[start]

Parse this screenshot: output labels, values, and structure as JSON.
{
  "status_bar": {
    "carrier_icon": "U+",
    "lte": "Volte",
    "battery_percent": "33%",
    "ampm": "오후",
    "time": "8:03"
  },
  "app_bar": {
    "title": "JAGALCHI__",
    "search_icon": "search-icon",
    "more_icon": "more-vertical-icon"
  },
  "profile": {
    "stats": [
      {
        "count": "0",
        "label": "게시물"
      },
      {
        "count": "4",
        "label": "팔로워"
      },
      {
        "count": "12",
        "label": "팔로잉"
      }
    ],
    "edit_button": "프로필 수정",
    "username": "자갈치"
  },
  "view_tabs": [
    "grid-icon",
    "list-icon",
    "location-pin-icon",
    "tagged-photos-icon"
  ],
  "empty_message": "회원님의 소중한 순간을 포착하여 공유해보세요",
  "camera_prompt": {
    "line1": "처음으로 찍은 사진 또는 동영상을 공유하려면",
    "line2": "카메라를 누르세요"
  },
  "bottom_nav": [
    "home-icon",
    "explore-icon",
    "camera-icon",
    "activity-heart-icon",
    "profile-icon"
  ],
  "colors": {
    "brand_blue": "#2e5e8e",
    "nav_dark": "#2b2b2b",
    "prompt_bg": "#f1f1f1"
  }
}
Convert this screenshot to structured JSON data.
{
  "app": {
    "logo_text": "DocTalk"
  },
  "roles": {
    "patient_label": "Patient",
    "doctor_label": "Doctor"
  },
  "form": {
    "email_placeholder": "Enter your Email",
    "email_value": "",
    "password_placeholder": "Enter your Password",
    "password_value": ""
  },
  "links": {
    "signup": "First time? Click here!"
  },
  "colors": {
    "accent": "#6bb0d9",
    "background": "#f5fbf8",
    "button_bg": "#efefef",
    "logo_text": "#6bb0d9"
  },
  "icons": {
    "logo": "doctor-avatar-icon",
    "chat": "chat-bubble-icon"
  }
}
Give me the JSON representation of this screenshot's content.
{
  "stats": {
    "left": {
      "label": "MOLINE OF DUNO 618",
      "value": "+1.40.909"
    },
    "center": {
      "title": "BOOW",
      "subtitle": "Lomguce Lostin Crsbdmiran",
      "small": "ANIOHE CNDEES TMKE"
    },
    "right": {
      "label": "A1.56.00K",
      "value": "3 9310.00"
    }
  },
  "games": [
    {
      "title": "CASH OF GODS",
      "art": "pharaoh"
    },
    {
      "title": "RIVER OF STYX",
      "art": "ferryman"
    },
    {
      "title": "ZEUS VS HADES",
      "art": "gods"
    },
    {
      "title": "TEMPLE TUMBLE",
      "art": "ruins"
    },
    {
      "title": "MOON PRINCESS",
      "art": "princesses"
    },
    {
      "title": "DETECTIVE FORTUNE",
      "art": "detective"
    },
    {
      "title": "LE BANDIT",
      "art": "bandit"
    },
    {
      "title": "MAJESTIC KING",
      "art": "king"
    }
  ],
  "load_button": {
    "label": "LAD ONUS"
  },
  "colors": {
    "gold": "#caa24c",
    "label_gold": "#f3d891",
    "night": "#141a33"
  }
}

[end]
[start]

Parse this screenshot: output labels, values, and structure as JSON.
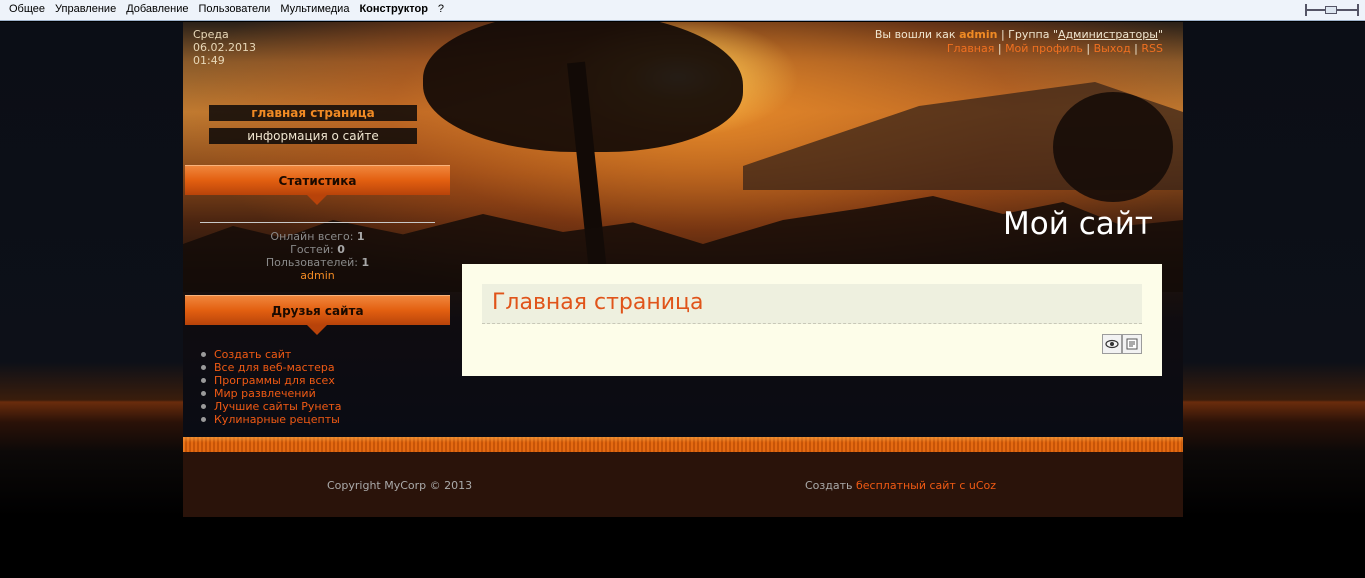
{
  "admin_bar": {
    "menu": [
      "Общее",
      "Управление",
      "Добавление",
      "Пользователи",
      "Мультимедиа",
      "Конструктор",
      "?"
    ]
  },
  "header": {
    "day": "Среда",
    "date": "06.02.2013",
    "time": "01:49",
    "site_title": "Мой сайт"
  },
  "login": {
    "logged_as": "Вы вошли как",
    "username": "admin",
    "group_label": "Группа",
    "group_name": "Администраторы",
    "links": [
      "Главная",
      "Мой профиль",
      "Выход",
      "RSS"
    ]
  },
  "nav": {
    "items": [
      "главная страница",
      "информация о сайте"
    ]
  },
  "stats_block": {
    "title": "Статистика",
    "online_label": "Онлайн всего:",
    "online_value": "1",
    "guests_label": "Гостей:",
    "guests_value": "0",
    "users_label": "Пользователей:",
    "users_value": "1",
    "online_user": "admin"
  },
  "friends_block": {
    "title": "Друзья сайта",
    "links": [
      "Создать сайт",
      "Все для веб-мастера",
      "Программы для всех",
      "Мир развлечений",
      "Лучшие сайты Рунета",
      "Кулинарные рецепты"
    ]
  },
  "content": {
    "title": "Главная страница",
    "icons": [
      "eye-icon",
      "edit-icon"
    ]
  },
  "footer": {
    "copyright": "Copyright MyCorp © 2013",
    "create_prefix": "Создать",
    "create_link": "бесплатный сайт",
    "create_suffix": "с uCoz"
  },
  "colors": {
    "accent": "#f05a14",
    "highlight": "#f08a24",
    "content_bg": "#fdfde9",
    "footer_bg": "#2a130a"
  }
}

[end]

EXERCISE TASK: Find every line above that contains the word "this", and return each one.

COMPLETE RESPONSE:
Parse this screenshot: output labels, values, and structure as JSON.
Convert this screenshot to structured JSON data.
Give me the JSON representation of this screenshot's content.
Parse this screenshot: output labels, values, and structure as JSON.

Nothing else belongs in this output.